EXERCISE
Extract and repeat the lines unchanged, starting at the beginning of the records and going on through the line with "error-bar-cap-top: [813, 316, 839, 321]".

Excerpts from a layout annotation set
+ + +
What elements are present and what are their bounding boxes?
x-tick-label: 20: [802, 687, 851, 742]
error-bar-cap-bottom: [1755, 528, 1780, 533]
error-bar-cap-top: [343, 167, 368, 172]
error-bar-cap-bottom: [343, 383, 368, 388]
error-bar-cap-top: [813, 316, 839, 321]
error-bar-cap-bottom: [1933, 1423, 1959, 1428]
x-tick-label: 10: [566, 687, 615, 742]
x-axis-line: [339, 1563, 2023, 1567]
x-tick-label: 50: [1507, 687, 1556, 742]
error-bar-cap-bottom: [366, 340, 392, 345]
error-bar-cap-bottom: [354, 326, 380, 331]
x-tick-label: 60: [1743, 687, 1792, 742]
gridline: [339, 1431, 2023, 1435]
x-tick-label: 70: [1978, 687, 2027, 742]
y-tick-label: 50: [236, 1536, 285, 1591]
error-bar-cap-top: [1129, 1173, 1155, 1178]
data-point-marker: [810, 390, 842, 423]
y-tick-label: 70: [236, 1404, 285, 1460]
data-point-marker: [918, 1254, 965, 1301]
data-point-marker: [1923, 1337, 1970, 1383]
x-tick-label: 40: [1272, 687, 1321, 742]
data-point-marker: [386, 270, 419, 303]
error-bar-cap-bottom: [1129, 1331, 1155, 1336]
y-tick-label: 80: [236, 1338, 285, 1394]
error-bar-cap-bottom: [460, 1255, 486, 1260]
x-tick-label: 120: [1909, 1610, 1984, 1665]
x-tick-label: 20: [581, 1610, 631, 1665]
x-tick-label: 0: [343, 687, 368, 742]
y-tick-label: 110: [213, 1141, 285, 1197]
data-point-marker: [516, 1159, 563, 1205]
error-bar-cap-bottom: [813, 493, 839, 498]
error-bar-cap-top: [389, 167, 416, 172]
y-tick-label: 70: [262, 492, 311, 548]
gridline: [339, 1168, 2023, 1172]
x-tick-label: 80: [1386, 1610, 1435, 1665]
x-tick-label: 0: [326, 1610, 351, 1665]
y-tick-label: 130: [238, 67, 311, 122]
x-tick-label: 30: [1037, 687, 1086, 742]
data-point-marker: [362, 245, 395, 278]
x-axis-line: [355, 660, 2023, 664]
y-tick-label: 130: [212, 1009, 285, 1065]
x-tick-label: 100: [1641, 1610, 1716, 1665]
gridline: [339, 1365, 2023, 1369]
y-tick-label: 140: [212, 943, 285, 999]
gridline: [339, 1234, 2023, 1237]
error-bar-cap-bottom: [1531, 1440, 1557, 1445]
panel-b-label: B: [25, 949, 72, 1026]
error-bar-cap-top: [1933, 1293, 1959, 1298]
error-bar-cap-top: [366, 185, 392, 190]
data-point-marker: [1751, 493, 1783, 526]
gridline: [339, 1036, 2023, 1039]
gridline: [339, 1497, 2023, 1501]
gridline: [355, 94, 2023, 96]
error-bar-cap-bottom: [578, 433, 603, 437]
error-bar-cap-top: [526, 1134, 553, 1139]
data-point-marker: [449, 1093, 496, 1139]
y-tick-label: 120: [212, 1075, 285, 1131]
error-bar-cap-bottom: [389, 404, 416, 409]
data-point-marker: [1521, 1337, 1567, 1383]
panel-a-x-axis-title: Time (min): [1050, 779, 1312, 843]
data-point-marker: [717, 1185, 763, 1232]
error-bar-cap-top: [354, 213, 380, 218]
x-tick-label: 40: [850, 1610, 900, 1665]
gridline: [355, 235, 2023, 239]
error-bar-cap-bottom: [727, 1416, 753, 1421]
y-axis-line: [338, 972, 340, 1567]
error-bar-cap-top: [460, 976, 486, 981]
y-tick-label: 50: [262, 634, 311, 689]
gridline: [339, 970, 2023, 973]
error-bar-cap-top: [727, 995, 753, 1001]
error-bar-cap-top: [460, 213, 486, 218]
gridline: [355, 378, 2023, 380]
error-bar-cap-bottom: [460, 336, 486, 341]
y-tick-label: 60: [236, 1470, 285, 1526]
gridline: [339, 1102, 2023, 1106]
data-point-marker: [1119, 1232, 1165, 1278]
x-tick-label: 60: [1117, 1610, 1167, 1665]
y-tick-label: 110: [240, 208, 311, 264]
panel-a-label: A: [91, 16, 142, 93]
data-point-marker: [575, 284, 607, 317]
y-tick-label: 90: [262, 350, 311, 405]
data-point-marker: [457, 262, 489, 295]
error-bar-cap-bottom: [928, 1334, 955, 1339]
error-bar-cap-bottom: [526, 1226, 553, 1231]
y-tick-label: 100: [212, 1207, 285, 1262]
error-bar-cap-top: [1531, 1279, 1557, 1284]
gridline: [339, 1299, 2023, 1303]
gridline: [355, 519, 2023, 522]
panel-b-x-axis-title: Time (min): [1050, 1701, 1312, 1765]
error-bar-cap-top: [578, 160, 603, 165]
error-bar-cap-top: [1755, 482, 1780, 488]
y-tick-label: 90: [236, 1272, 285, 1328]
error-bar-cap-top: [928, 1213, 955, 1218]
+ + +
TASK SOLUTION
What elements are present and what are their bounding boxes?
x-tick-label: 20: [802, 687, 851, 742]
error-bar-cap-bottom: [1755, 528, 1780, 533]
error-bar-cap-top: [343, 167, 368, 172]
error-bar-cap-bottom: [343, 383, 368, 388]
error-bar-cap-top: [813, 316, 839, 321]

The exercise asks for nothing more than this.